• [Set problem] Return the material below in full and exactly.

[Stored items from a collection]

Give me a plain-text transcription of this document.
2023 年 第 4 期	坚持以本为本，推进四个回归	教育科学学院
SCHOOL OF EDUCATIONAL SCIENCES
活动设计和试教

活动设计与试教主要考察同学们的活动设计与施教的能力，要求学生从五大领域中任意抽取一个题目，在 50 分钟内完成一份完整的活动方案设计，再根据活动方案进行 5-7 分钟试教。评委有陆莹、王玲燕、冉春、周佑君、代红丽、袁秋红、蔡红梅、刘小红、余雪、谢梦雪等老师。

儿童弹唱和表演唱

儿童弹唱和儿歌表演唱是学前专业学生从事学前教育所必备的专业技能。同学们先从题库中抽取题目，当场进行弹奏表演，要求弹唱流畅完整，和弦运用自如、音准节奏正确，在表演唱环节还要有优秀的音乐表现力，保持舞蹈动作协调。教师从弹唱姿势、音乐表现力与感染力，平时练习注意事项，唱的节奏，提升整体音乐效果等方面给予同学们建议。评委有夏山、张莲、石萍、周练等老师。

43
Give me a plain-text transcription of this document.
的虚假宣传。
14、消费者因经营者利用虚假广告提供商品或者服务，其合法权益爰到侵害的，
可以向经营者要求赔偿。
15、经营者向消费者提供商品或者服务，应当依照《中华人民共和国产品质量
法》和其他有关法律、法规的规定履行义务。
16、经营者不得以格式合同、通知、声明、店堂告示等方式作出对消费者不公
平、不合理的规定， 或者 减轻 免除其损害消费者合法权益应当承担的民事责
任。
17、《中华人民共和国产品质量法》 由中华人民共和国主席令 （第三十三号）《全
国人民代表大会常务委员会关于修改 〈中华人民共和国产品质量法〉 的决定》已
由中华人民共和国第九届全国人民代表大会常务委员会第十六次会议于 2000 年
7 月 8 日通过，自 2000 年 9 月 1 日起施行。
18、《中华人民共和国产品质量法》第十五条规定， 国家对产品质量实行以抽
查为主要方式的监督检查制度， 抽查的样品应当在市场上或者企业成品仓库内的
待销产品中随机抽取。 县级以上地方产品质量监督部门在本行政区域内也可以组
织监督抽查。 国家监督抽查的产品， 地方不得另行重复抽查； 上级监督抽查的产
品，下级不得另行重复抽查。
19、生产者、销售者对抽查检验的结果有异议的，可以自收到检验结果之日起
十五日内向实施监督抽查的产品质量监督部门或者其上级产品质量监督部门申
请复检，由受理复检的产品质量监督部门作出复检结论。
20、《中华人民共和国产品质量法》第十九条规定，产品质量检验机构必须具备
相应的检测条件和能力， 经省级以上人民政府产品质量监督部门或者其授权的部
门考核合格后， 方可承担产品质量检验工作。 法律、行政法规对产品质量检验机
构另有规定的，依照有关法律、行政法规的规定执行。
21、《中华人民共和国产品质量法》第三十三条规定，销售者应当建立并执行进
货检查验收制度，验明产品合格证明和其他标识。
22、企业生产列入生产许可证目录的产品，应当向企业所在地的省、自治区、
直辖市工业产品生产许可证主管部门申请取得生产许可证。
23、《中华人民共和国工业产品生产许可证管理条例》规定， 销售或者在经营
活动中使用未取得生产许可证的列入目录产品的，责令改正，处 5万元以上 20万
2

• [Solution below]
Give me a plain-text transcription of this document.
2023 年 第 4 期	坚持以本为本，推进四个回归	教育科学学院
SCHOOL OF EDUCATIONAL SCIENCES
活动设计和试教

活动设计与试教主要考察同学们的活动设计与施教的能力，要求学生从五大领域中任意抽取一个题目，在 50 分钟内完成一份完整的活动方案设计，再根据活动方案进行 5-7 分钟试教。评委有陆莹、王玲燕、冉春、周佑君、代红丽、袁秋红、蔡红梅、刘小红、余雪、谢梦雪等老师。

儿童弹唱和表演唱

儿童弹唱和儿歌表演唱是学前专业学生从事学前教育所必备的专业技能。同学们先从题库中抽取题目，当场进行弹奏表演，要求弹唱流畅完整，和弦运用自如、音准节奏正确，在表演唱环节还要有优秀的音乐表现力，保持舞蹈动作协调。教师从弹唱姿势、音乐表现力与感染力，平时练习注意事项，唱的节奏，提升整体音乐效果等方面给予同学们建议。评委有夏山、张莲、石萍、周练等老师。

43
Give me a plain-text transcription of this document.
的虚假宣传。
14、消费者因经营者利用虚假广告提供商品或者服务，其合法权益爰到侵害的，
可以向经营者要求赔偿。
15、经营者向消费者提供商品或者服务，应当依照《中华人民共和国产品质量
法》和其他有关法律、法规的规定履行义务。
16、经营者不得以格式合同、通知、声明、店堂告示等方式作出对消费者不公
平、不合理的规定， 或者 减轻 免除其损害消费者合法权益应当承担的民事责
任。
17、《中华人民共和国产品质量法》 由中华人民共和国主席令 （第三十三号）《全
国人民代表大会常务委员会关于修改 〈中华人民共和国产品质量法〉 的决定》已
由中华人民共和国第九届全国人民代表大会常务委员会第十六次会议于 2000 年
7 月 8 日通过，自 2000 年 9 月 1 日起施行。
18、《中华人民共和国产品质量法》第十五条规定， 国家对产品质量实行以抽
查为主要方式的监督检查制度， 抽查的样品应当在市场上或者企业成品仓库内的
待销产品中随机抽取。 县级以上地方产品质量监督部门在本行政区域内也可以组
织监督抽查。 国家监督抽查的产品， 地方不得另行重复抽查； 上级监督抽查的产
品，下级不得另行重复抽查。
19、生产者、销售者对抽查检验的结果有异议的，可以自收到检验结果之日起
十五日内向实施监督抽查的产品质量监督部门或者其上级产品质量监督部门申
请复检，由受理复检的产品质量监督部门作出复检结论。
20、《中华人民共和国产品质量法》第十九条规定，产品质量检验机构必须具备
相应的检测条件和能力， 经省级以上人民政府产品质量监督部门或者其授权的部
门考核合格后， 方可承担产品质量检验工作。 法律、行政法规对产品质量检验机
构另有规定的，依照有关法律、行政法规的规定执行。
21、《中华人民共和国产品质量法》第三十三条规定，销售者应当建立并执行进
货检查验收制度，验明产品合格证明和其他标识。
22、企业生产列入生产许可证目录的产品，应当向企业所在地的省、自治区、
直辖市工业产品生产许可证主管部门申请取得生产许可证。
23、《中华人民共和国工业产品生产许可证管理条例》规定， 销售或者在经营
活动中使用未取得生产许可证的列入目录产品的，责令改正，处 5万元以上 20万
2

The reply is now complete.